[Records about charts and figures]

** begin **

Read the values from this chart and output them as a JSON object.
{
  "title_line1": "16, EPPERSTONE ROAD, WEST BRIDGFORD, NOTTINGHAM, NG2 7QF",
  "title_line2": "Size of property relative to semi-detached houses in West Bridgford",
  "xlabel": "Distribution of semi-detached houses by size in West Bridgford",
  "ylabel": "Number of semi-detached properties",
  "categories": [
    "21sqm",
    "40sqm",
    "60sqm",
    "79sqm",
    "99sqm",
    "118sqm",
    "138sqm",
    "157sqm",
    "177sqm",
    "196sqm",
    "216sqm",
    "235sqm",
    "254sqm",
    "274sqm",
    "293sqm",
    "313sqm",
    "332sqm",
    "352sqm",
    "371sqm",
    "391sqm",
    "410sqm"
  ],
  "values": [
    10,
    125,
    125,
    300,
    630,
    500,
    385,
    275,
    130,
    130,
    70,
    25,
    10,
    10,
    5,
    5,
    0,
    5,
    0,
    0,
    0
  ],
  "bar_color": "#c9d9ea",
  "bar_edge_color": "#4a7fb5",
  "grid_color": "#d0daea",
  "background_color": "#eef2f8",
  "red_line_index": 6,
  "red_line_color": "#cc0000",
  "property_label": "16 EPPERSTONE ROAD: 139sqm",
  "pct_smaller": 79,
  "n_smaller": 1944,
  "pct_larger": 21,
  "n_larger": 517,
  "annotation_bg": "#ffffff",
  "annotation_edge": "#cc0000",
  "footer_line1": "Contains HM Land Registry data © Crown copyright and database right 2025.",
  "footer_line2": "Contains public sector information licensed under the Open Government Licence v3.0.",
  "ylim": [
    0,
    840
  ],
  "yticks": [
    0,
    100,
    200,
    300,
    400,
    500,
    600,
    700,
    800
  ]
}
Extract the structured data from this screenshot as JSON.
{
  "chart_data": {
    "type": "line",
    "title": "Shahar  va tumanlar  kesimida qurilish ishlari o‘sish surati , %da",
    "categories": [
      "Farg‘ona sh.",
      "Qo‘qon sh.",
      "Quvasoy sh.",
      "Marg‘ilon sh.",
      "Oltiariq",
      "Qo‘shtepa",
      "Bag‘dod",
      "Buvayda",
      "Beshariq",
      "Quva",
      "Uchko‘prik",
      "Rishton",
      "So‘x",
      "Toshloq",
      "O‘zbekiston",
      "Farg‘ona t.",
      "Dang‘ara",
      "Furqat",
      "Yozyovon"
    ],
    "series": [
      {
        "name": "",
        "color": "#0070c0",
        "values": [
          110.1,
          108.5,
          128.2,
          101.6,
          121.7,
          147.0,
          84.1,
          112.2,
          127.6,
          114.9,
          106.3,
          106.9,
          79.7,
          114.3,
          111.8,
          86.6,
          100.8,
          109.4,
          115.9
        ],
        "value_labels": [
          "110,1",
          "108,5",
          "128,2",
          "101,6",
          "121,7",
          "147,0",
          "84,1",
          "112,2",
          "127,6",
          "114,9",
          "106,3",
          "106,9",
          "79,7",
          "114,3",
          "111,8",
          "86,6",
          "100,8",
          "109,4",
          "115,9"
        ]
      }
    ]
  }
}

** end **

● To do: Write out all the data again, exactly as it appears.

● In response:
Read the values from this chart and output them as a JSON object.
{
  "title_line1": "16, EPPERSTONE ROAD, WEST BRIDGFORD, NOTTINGHAM, NG2 7QF",
  "title_line2": "Size of property relative to semi-detached houses in West Bridgford",
  "xlabel": "Distribution of semi-detached houses by size in West Bridgford",
  "ylabel": "Number of semi-detached properties",
  "categories": [
    "21sqm",
    "40sqm",
    "60sqm",
    "79sqm",
    "99sqm",
    "118sqm",
    "138sqm",
    "157sqm",
    "177sqm",
    "196sqm",
    "216sqm",
    "235sqm",
    "254sqm",
    "274sqm",
    "293sqm",
    "313sqm",
    "332sqm",
    "352sqm",
    "371sqm",
    "391sqm",
    "410sqm"
  ],
  "values": [
    10,
    125,
    125,
    300,
    630,
    500,
    385,
    275,
    130,
    130,
    70,
    25,
    10,
    10,
    5,
    5,
    0,
    5,
    0,
    0,
    0
  ],
  "bar_color": "#c9d9ea",
  "bar_edge_color": "#4a7fb5",
  "grid_color": "#d0daea",
  "background_color": "#eef2f8",
  "red_line_index": 6,
  "red_line_color": "#cc0000",
  "property_label": "16 EPPERSTONE ROAD: 139sqm",
  "pct_smaller": 79,
  "n_smaller": 1944,
  "pct_larger": 21,
  "n_larger": 517,
  "annotation_bg": "#ffffff",
  "annotation_edge": "#cc0000",
  "footer_line1": "Contains HM Land Registry data © Crown copyright and database right 2025.",
  "footer_line2": "Contains public sector information licensed under the Open Government Licence v3.0.",
  "ylim": [
    0,
    840
  ],
  "yticks": [
    0,
    100,
    200,
    300,
    400,
    500,
    600,
    700,
    800
  ]
}
Extract the structured data from this screenshot as JSON.
{
  "chart_data": {
    "type": "line",
    "title": "Shahar  va tumanlar  kesimida qurilish ishlari o‘sish surati , %da",
    "categories": [
      "Farg‘ona sh.",
      "Qo‘qon sh.",
      "Quvasoy sh.",
      "Marg‘ilon sh.",
      "Oltiariq",
      "Qo‘shtepa",
      "Bag‘dod",
      "Buvayda",
      "Beshariq",
      "Quva",
      "Uchko‘prik",
      "Rishton",
      "So‘x",
      "Toshloq",
      "O‘zbekiston",
      "Farg‘ona t.",
      "Dang‘ara",
      "Furqat",
      "Yozyovon"
    ],
    "series": [
      {
        "name": "",
        "color": "#0070c0",
        "values": [
          110.1,
          108.5,
          128.2,
          101.6,
          121.7,
          147.0,
          84.1,
          112.2,
          127.6,
          114.9,
          106.3,
          106.9,
          79.7,
          114.3,
          111.8,
          86.6,
          100.8,
          109.4,
          115.9
        ],
        "value_labels": [
          "110,1",
          "108,5",
          "128,2",
          "101,6",
          "121,7",
          "147,0",
          "84,1",
          "112,2",
          "127,6",
          "114,9",
          "106,3",
          "106,9",
          "79,7",
          "114,3",
          "111,8",
          "86,6",
          "100,8",
          "109,4",
          "115,9"
        ]
      }
    ]
  }
}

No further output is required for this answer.